**DIRECTIONS FOR THIS TASK**
What lines of the data include the string "provizorie"? Copy them all.

>> Begin

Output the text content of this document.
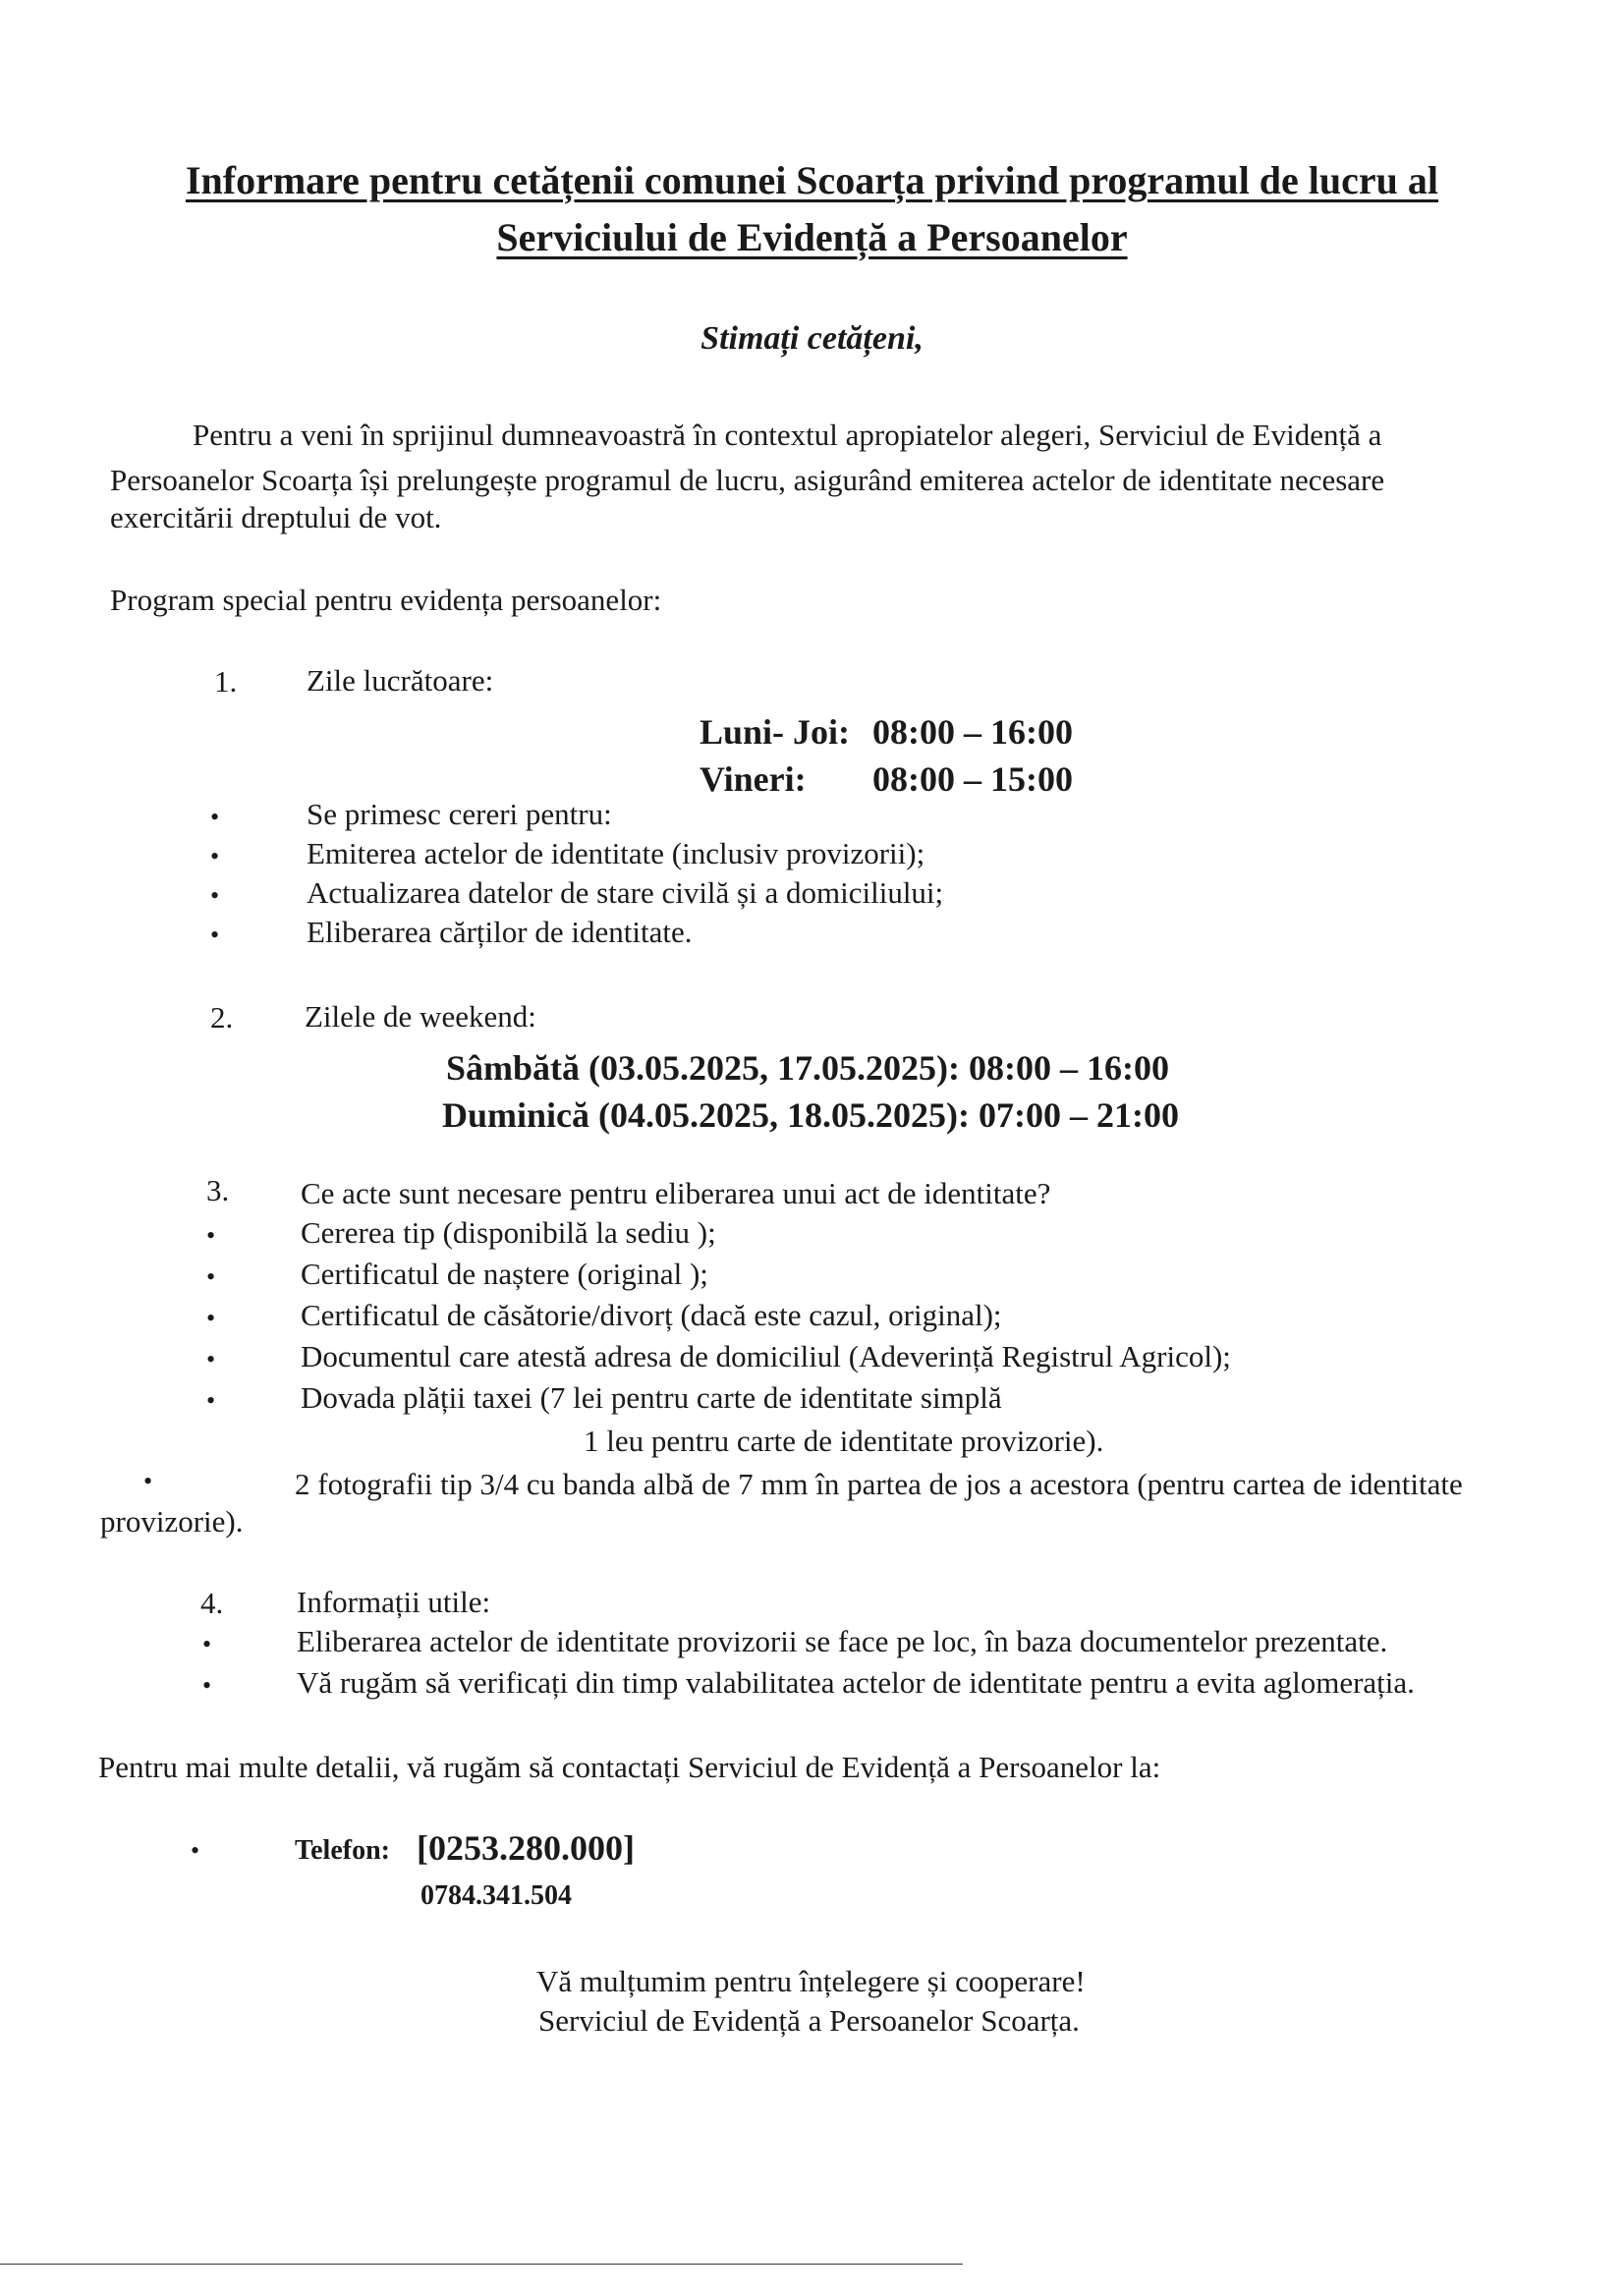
Informare pentru cetățenii comunei Scoarța privind programul de lucru al
Serviciului de Evidență a Persoanelor
Stimați cetățeni,
Pentru a veni în sprijinul dumneavoastră în contextul apropiatelor alegeri, Serviciul de Evidență a
Persoanelor Scoarța își prelungește programul de lucru, asigurând emiterea actelor de identitate necesare
exercitării dreptului de vot.
Program special pentru evidența persoanelor:
1. Zile lucrătoare:
Luni- Joi: 08:00 – 16:00
Vineri: 08:00 – 15:00
•	Se primesc cereri pentru:
•	Emiterea actelor de identitate (inclusiv provizorii);
•	Actualizarea datelor de stare civilă și a domiciliului;
•	Eliberarea cărților de identitate.
2. Zilele de weekend:
Sâmbătă (03.05.2025, 17.05.2025): 08:00 – 16:00
Duminică (04.05.2025, 18.05.2025): 07:00 – 21:00
3. Ce acte sunt necesare pentru eliberarea unui act de identitate?
•	Cererea tip (disponibilă la sediu );
•	Certificatul de naștere (original );
•	Certificatul de căsătorie/divorț (dacă este cazul, original);
•	Documentul care atestă adresa de domiciliul (Adeverință Registrul Agricol);
•	Dovada plății taxei (7 lei pentru carte de identitate simplă
1 leu pentru carte de identitate provizorie).
•	2 fotografii tip 3/4 cu banda albă de 7 mm în partea de jos a acestora (pentru cartea de identitate
provizorie).
4. Informații utile:
•	Eliberarea actelor de identitate provizorii se face pe loc, în baza documentelor prezentate.
•	Vă rugăm să verificați din timp valabilitatea actelor de identitate pentru a evita aglomerația.
Pentru mai multe detalii, vă rugăm să contactați Serviciul de Evidență a Persoanelor la:
•	Telefon: [0253.280.000]
0784.341.504
Vă mulțumim pentru înțelegere și cooperare!
Serviciul de Evidență a Persoanelor Scoarța.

>> End

**WRITTEN RESPONSE**
1 leu pentru carte de identitate provizorie).
provizorie).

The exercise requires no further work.